[Items from a dataset]
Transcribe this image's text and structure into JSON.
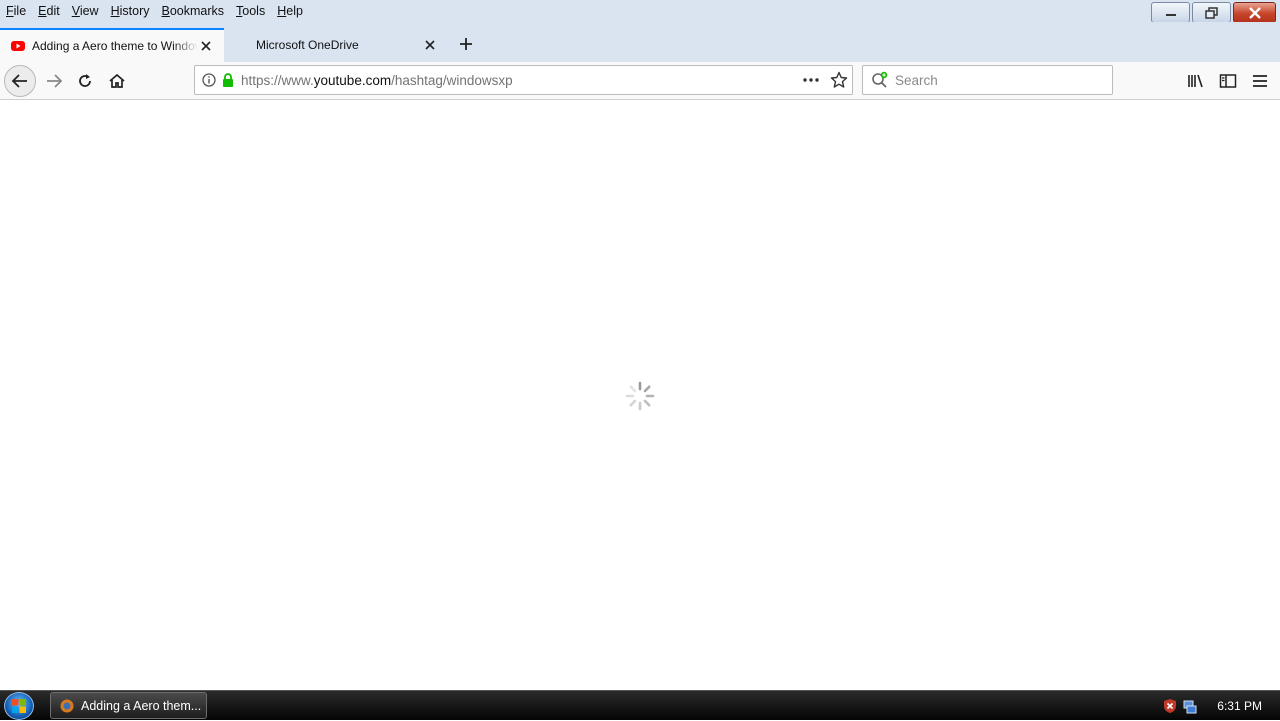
{
  "menubar": {
    "items": [
      "File",
      "Edit",
      "View",
      "History",
      "Bookmarks",
      "Tools",
      "Help"
    ]
  },
  "tabs": [
    {
      "label": "Adding a Aero theme to Windows XP",
      "icon": "youtube-icon",
      "active": true
    },
    {
      "label": "Microsoft OneDrive",
      "icon": "",
      "active": false
    }
  ],
  "navbar": {
    "url_prefix": "https://www.",
    "url_host": "youtube.com",
    "url_path": "/hashtag/windowsxp",
    "search_placeholder": "Search"
  },
  "content": {
    "state": "loading"
  },
  "taskbar": {
    "task_label": "Adding a Aero them...",
    "clock": "6:31 PM"
  },
  "colors": {
    "accent": "#0a84ff",
    "chrome_bg": "#dae4f1",
    "toolbar_bg": "#f9f9fa",
    "youtube_red": "#ff0000",
    "secure_green": "#12bc00"
  }
}
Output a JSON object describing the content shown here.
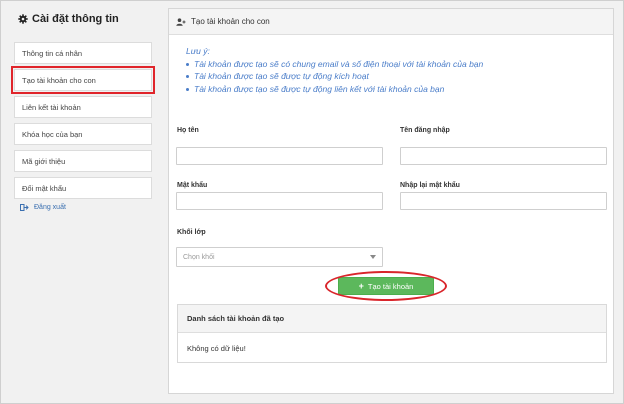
{
  "sidebar": {
    "title": "Cài đặt thông tin",
    "items": [
      {
        "label": "Thông tin cá nhân"
      },
      {
        "label": "Tạo tài khoản cho con"
      },
      {
        "label": "Liên kết tài khoản"
      },
      {
        "label": "Khóa học của bạn"
      },
      {
        "label": "Mã giới thiệu"
      },
      {
        "label": "Đổi mật khẩu"
      }
    ],
    "logout_label": "Đăng xuất"
  },
  "panel": {
    "title": "Tạo tài khoản cho con",
    "note_title": "Lưu ý:",
    "notes": [
      "Tài khoản được tạo sẽ có chung email và số điện thoại với tài khoản của bạn",
      "Tài khoản được tạo sẽ được tự động kích hoạt",
      "Tài khoản được tạo sẽ được tự động liên kết với tài khoản của bạn"
    ]
  },
  "form": {
    "fullname_label": "Họ tên",
    "username_label": "Tên đăng nhập",
    "password_label": "Mật khẩu",
    "password_confirm_label": "Nhập lại mật khẩu",
    "grade_label": "Khối lớp",
    "grade_placeholder": "Chọn khối",
    "submit_label": "Tạo tài khoản"
  },
  "account_list": {
    "title": "Danh sách tài khoản đã tạo",
    "empty_text": "Không có dữ liệu!"
  },
  "colors": {
    "accent_blue": "#4a7dc9",
    "button_green": "#5cb85c",
    "highlight_red": "#e0252b"
  },
  "icons": {
    "settings": "gear-icon",
    "logout": "logout-icon",
    "panel": "user-plus-icon",
    "select": "chevron-down-icon"
  }
}
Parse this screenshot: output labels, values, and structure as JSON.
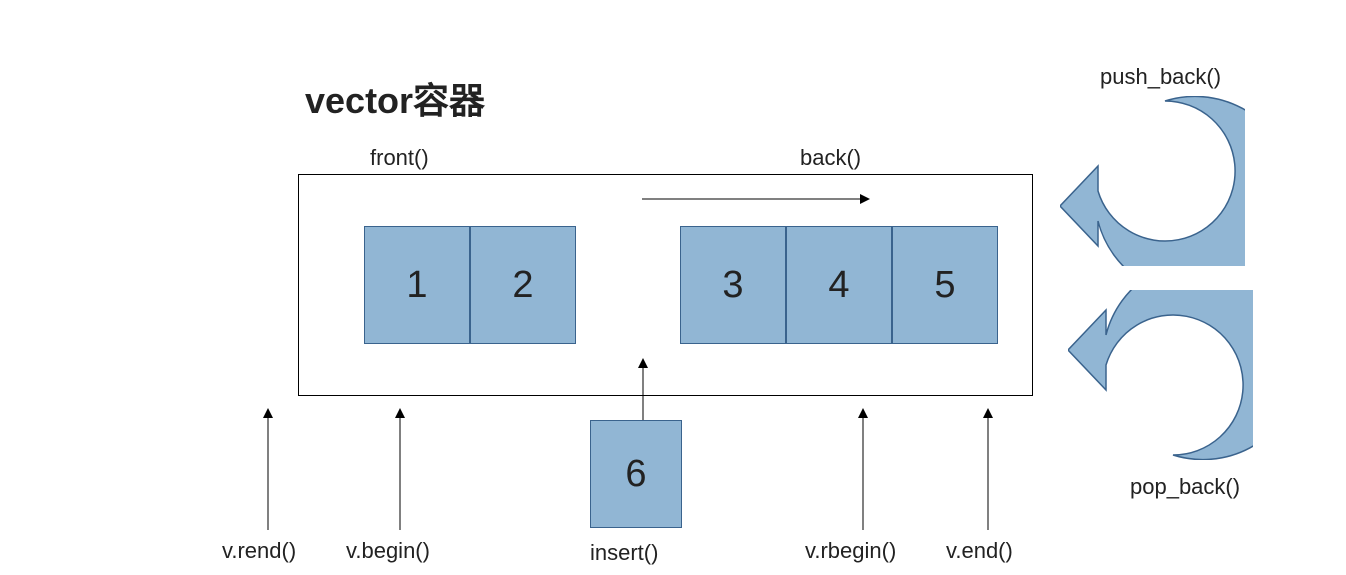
{
  "title": "vector容器",
  "labels": {
    "front": "front()",
    "back": "back()",
    "push_back": "push_back()",
    "pop_back": "pop_back()",
    "insert": "insert()"
  },
  "iterators": {
    "rend": "v.rend()",
    "begin": "v.begin()",
    "rbegin": "v.rbegin()",
    "end": "v.end()"
  },
  "cells": {
    "c1": "1",
    "c2": "2",
    "c3": "3",
    "c4": "4",
    "c5": "5",
    "c6": "6"
  },
  "colors": {
    "box_fill": "#91b6d4",
    "box_stroke": "#3a638d"
  }
}
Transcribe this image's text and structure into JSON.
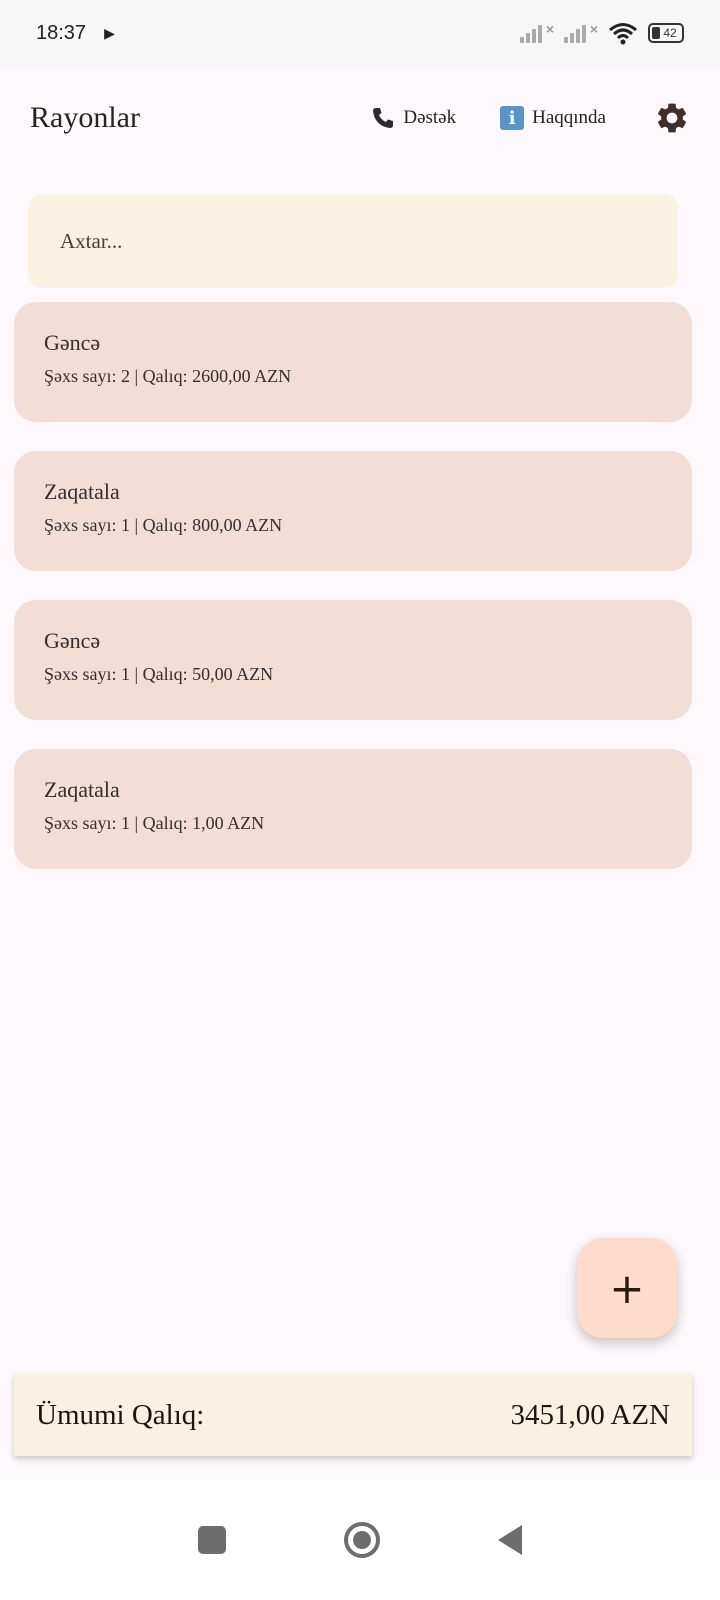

** DIRECTIVE **
Pick out the lines that contain "khẩu" and copy them.

** SOLUTION BELOW **
        "label": "Đổi mật khẩu"
    "password_label": "Mật khẩu",
    "password_confirm_label": "Nhập lại mật khẩu",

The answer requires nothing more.